→ **Exercise directions**
Determine the number of lines where "Infrared" occurs and reply with that number by itself.

→ **Provided information**
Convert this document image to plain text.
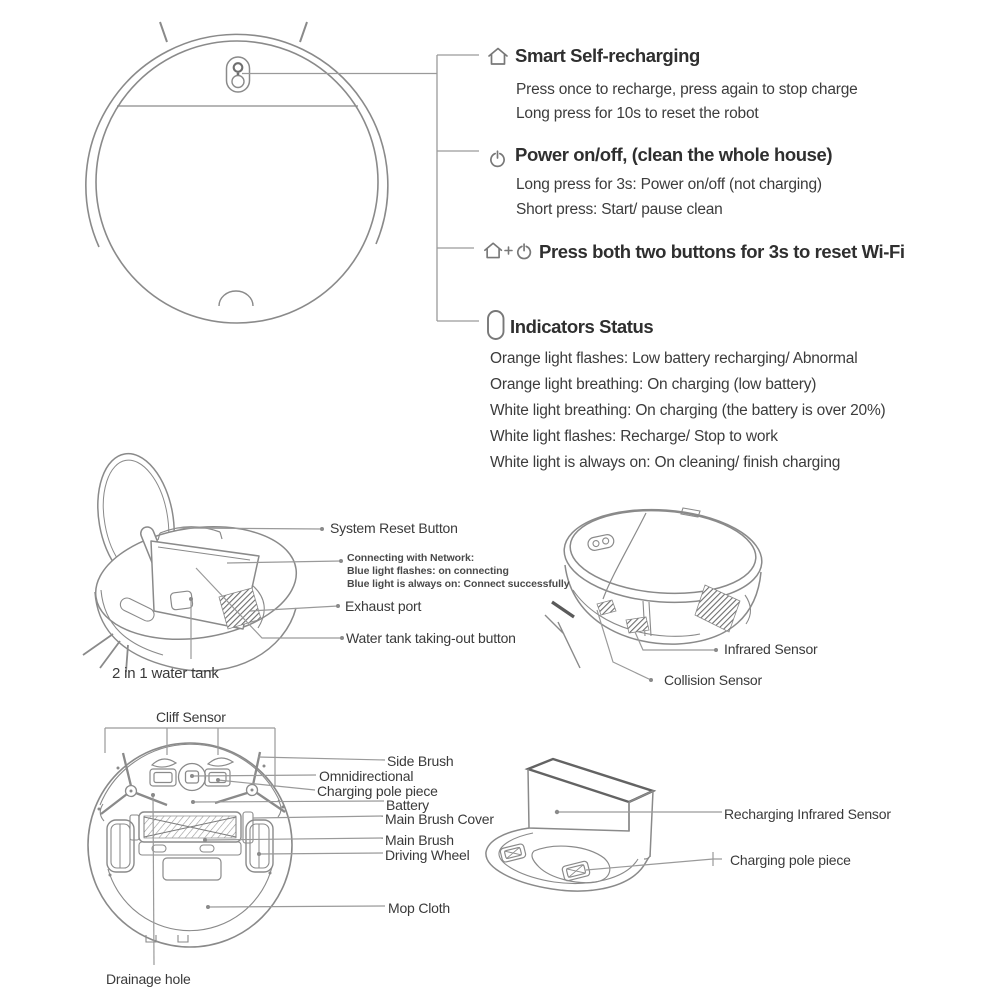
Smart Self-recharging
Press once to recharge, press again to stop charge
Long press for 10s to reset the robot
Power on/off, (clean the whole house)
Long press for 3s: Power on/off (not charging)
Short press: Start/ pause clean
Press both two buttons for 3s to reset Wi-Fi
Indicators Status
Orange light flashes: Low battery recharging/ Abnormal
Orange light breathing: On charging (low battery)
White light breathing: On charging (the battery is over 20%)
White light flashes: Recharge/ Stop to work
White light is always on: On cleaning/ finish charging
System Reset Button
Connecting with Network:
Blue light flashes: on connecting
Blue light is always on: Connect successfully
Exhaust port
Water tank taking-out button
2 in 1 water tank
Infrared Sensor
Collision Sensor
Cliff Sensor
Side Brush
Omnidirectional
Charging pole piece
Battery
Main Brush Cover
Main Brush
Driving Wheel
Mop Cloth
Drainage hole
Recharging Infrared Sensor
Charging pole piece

--

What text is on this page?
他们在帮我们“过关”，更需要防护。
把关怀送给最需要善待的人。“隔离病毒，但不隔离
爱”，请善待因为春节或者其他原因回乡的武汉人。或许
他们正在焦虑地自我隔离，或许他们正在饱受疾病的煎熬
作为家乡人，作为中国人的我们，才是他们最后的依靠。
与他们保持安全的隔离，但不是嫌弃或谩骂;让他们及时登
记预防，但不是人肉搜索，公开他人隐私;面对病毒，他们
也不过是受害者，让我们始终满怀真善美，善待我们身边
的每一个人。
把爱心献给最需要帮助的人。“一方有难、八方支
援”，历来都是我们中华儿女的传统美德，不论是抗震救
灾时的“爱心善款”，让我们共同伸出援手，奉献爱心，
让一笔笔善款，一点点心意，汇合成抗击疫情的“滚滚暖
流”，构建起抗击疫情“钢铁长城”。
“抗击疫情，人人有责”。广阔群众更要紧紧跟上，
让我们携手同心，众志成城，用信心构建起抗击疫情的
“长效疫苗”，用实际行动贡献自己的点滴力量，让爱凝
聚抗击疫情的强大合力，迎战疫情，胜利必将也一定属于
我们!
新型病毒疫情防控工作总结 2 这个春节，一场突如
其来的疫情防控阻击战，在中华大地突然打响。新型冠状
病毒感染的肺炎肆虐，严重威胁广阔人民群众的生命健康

→ **Solution for this task**
2